Data entries

------------------------------------------------

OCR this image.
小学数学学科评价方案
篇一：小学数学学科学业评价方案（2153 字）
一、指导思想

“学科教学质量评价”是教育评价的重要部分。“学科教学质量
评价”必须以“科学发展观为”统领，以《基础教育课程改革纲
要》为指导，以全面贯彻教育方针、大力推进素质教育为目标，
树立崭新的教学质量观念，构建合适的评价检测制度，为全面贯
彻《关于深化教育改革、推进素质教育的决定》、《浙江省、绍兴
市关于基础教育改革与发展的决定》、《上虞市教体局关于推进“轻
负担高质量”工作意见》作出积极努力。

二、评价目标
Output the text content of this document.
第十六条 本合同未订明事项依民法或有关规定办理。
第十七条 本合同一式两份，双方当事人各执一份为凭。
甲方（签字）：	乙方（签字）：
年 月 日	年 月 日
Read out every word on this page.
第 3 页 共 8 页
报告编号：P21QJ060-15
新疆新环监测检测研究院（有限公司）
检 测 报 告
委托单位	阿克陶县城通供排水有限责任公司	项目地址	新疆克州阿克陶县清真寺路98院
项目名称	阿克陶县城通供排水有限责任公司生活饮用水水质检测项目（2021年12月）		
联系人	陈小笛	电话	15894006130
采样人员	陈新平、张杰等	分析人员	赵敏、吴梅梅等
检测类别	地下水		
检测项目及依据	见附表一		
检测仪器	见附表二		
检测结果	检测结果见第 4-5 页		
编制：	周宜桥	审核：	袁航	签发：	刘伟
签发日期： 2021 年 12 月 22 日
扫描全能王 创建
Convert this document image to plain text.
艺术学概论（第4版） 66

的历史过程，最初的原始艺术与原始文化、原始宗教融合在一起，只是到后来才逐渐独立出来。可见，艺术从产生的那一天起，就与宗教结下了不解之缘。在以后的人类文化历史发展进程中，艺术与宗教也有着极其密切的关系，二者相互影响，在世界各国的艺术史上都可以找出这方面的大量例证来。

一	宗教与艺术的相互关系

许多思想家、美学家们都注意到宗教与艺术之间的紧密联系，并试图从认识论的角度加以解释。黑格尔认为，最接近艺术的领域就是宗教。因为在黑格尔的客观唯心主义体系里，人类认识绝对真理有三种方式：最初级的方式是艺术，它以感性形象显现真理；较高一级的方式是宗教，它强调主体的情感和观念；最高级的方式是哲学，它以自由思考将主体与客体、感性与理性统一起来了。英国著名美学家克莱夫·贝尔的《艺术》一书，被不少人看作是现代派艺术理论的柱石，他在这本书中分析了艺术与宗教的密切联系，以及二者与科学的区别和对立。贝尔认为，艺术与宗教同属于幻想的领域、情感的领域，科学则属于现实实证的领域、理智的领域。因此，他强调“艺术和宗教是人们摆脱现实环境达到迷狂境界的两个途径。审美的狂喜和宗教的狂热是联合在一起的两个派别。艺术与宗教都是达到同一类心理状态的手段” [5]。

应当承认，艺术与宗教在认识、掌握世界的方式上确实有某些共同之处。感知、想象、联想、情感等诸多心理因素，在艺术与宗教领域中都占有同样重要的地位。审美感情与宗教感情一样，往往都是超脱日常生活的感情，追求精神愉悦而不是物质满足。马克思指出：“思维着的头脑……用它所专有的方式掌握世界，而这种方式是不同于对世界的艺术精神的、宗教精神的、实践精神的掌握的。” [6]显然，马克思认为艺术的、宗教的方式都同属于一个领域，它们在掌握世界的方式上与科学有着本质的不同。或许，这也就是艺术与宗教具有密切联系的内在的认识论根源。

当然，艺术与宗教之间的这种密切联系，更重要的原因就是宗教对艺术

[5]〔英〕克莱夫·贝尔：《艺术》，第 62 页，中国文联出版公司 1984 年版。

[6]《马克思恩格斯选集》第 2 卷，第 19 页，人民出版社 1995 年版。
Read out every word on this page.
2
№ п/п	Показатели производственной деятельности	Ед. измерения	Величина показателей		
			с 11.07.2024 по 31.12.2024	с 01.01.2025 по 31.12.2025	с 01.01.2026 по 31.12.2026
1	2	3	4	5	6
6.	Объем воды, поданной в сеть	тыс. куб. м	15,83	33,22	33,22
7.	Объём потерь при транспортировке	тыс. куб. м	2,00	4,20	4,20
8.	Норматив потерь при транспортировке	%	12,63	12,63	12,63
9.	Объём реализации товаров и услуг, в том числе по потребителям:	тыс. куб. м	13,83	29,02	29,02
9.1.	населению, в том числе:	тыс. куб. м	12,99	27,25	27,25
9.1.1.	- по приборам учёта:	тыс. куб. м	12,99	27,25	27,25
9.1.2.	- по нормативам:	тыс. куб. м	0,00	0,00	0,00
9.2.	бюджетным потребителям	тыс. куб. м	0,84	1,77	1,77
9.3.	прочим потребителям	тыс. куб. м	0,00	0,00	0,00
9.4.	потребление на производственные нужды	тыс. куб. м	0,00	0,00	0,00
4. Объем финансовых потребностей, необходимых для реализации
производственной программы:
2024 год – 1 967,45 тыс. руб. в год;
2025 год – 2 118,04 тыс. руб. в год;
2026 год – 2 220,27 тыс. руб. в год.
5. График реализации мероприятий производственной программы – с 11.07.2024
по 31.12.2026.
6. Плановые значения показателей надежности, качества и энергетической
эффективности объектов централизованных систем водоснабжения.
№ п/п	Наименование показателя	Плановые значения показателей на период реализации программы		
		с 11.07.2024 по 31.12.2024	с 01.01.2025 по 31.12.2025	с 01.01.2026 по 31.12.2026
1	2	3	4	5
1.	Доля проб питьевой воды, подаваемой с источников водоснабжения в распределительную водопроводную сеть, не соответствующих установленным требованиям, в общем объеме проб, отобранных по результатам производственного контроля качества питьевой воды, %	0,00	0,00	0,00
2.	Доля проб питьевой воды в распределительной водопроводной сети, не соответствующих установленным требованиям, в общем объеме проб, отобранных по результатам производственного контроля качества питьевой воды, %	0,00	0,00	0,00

------------------------------------------------

Extract the full listing above without alteration.

Task answer ->
OCR this image.
小学数学学科评价方案
篇一：小学数学学科学业评价方案（2153 字）
一、指导思想

“学科教学质量评价”是教育评价的重要部分。“学科教学质量
评价”必须以“科学发展观为”统领，以《基础教育课程改革纲
要》为指导，以全面贯彻教育方针、大力推进素质教育为目标，
树立崭新的教学质量观念，构建合适的评价检测制度，为全面贯
彻《关于深化教育改革、推进素质教育的决定》、《浙江省、绍兴
市关于基础教育改革与发展的决定》、《上虞市教体局关于推进“轻
负担高质量”工作意见》作出积极努力。

二、评价目标
Output the text content of this document.
第十六条 本合同未订明事项依民法或有关规定办理。
第十七条 本合同一式两份，双方当事人各执一份为凭。
甲方（签字）：	乙方（签字）：
年 月 日	年 月 日
Read out every word on this page.
第 3 页 共 8 页
报告编号：P21QJ060-15
新疆新环监测检测研究院（有限公司）
检 测 报 告
委托单位	阿克陶县城通供排水有限责任公司	项目地址	新疆克州阿克陶县清真寺路98院
项目名称	阿克陶县城通供排水有限责任公司生活饮用水水质检测项目（2021年12月）		
联系人	陈小笛	电话	15894006130
采样人员	陈新平、张杰等	分析人员	赵敏、吴梅梅等
检测类别	地下水		
检测项目及依据	见附表一		
检测仪器	见附表二		
检测结果	检测结果见第 4-5 页		
编制：	周宜桥	审核：	袁航	签发：	刘伟
签发日期： 2021 年 12 月 22 日
扫描全能王 创建
Convert this document image to plain text.
艺术学概论（第4版） 66

的历史过程，最初的原始艺术与原始文化、原始宗教融合在一起，只是到后来才逐渐独立出来。可见，艺术从产生的那一天起，就与宗教结下了不解之缘。在以后的人类文化历史发展进程中，艺术与宗教也有着极其密切的关系，二者相互影响，在世界各国的艺术史上都可以找出这方面的大量例证来。

一	宗教与艺术的相互关系

许多思想家、美学家们都注意到宗教与艺术之间的紧密联系，并试图从认识论的角度加以解释。黑格尔认为，最接近艺术的领域就是宗教。因为在黑格尔的客观唯心主义体系里，人类认识绝对真理有三种方式：最初级的方式是艺术，它以感性形象显现真理；较高一级的方式是宗教，它强调主体的情感和观念；最高级的方式是哲学，它以自由思考将主体与客体、感性与理性统一起来了。英国著名美学家克莱夫·贝尔的《艺术》一书，被不少人看作是现代派艺术理论的柱石，他在这本书中分析了艺术与宗教的密切联系，以及二者与科学的区别和对立。贝尔认为，艺术与宗教同属于幻想的领域、情感的领域，科学则属于现实实证的领域、理智的领域。因此，他强调“艺术和宗教是人们摆脱现实环境达到迷狂境界的两个途径。审美的狂喜和宗教的狂热是联合在一起的两个派别。艺术与宗教都是达到同一类心理状态的手段” [5]。

应当承认，艺术与宗教在认识、掌握世界的方式上确实有某些共同之处。感知、想象、联想、情感等诸多心理因素，在艺术与宗教领域中都占有同样重要的地位。审美感情与宗教感情一样，往往都是超脱日常生活的感情，追求精神愉悦而不是物质满足。马克思指出：“思维着的头脑……用它所专有的方式掌握世界，而这种方式是不同于对世界的艺术精神的、宗教精神的、实践精神的掌握的。” [6]显然，马克思认为艺术的、宗教的方式都同属于一个领域，它们在掌握世界的方式上与科学有着本质的不同。或许，这也就是艺术与宗教具有密切联系的内在的认识论根源。

当然，艺术与宗教之间的这种密切联系，更重要的原因就是宗教对艺术

[5]〔英〕克莱夫·贝尔：《艺术》，第 62 页，中国文联出版公司 1984 年版。

[6]《马克思恩格斯选集》第 2 卷，第 19 页，人民出版社 1995 年版。
Read out every word on this page.
2
№ п/п	Показатели производственной деятельности	Ед. измерения	Величина показателей		
			с 11.07.2024 по 31.12.2024	с 01.01.2025 по 31.12.2025	с 01.01.2026 по 31.12.2026
1	2	3	4	5	6
6.	Объем воды, поданной в сеть	тыс. куб. м	15,83	33,22	33,22
7.	Объём потерь при транспортировке	тыс. куб. м	2,00	4,20	4,20
8.	Норматив потерь при транспортировке	%	12,63	12,63	12,63
9.	Объём реализации товаров и услуг, в том числе по потребителям:	тыс. куб. м	13,83	29,02	29,02
9.1.	населению, в том числе:	тыс. куб. м	12,99	27,25	27,25
9.1.1.	- по приборам учёта:	тыс. куб. м	12,99	27,25	27,25
9.1.2.	- по нормативам:	тыс. куб. м	0,00	0,00	0,00
9.2.	бюджетным потребителям	тыс. куб. м	0,84	1,77	1,77
9.3.	прочим потребителям	тыс. куб. м	0,00	0,00	0,00
9.4.	потребление на производственные нужды	тыс. куб. м	0,00	0,00	0,00
4. Объем финансовых потребностей, необходимых для реализации
производственной программы:
2024 год – 1 967,45 тыс. руб. в год;
2025 год – 2 118,04 тыс. руб. в год;
2026 год – 2 220,27 тыс. руб. в год.
5. График реализации мероприятий производственной программы – с 11.07.2024
по 31.12.2026.
6. Плановые значения показателей надежности, качества и энергетической
эффективности объектов централизованных систем водоснабжения.
№ п/п	Наименование показателя	Плановые значения показателей на период реализации программы		
		с 11.07.2024 по 31.12.2024	с 01.01.2025 по 31.12.2025	с 01.01.2026 по 31.12.2026
1	2	3	4	5
1.	Доля проб питьевой воды, подаваемой с источников водоснабжения в распределительную водопроводную сеть, не соответствующих установленным требованиям, в общем объеме проб, отобранных по результатам производственного контроля качества питьевой воды, %	0,00	0,00	0,00
2.	Доля проб питьевой воды в распределительной водопроводной сети, не соответствующих установленным требованиям, в общем объеме проб, отобранных по результатам производственного контроля качества питьевой воды, %	0,00	0,00	0,00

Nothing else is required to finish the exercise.